>>

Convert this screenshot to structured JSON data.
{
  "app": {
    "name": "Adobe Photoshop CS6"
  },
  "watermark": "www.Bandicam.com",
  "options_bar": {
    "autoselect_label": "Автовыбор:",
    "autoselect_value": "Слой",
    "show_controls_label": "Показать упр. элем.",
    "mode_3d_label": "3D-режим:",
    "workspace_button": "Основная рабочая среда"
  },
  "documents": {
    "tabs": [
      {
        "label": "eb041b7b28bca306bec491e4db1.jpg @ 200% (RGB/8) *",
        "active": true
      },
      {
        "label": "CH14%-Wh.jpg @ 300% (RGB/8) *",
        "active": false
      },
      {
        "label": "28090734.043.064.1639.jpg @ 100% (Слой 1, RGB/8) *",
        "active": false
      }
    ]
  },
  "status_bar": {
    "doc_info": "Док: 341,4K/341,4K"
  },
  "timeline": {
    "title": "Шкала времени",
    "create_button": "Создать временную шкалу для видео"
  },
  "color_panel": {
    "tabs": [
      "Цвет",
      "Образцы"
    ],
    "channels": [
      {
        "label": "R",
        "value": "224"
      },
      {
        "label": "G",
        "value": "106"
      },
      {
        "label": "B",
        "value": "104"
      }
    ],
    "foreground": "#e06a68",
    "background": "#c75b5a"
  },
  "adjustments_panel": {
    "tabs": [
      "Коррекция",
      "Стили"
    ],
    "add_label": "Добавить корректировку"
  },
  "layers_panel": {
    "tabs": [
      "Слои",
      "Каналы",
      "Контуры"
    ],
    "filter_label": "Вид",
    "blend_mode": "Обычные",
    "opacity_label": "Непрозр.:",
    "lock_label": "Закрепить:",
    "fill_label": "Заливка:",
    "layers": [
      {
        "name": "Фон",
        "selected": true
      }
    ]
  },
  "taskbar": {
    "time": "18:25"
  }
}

<<

## WHAT IS NEEDED:
Restate every entry word for word.

## TASK RESPONSE:
Convert this screenshot to structured JSON data.
{
  "app": {
    "name": "Adobe Photoshop CS6"
  },
  "watermark": "www.Bandicam.com",
  "options_bar": {
    "autoselect_label": "Автовыбор:",
    "autoselect_value": "Слой",
    "show_controls_label": "Показать упр. элем.",
    "mode_3d_label": "3D-режим:",
    "workspace_button": "Основная рабочая среда"
  },
  "documents": {
    "tabs": [
      {
        "label": "eb041b7b28bca306bec491e4db1.jpg @ 200% (RGB/8) *",
        "active": true
      },
      {
        "label": "CH14%-Wh.jpg @ 300% (RGB/8) *",
        "active": false
      },
      {
        "label": "28090734.043.064.1639.jpg @ 100% (Слой 1, RGB/8) *",
        "active": false
      }
    ]
  },
  "status_bar": {
    "doc_info": "Док: 341,4K/341,4K"
  },
  "timeline": {
    "title": "Шкала времени",
    "create_button": "Создать временную шкалу для видео"
  },
  "color_panel": {
    "tabs": [
      "Цвет",
      "Образцы"
    ],
    "channels": [
      {
        "label": "R",
        "value": "224"
      },
      {
        "label": "G",
        "value": "106"
      },
      {
        "label": "B",
        "value": "104"
      }
    ],
    "foreground": "#e06a68",
    "background": "#c75b5a"
  },
  "adjustments_panel": {
    "tabs": [
      "Коррекция",
      "Стили"
    ],
    "add_label": "Добавить корректировку"
  },
  "layers_panel": {
    "tabs": [
      "Слои",
      "Каналы",
      "Контуры"
    ],
    "filter_label": "Вид",
    "blend_mode": "Обычные",
    "opacity_label": "Непрозр.:",
    "lock_label": "Закрепить:",
    "fill_label": "Заливка:",
    "layers": [
      {
        "name": "Фон",
        "selected": true
      }
    ]
  },
  "taskbar": {
    "time": "18:25"
  }
}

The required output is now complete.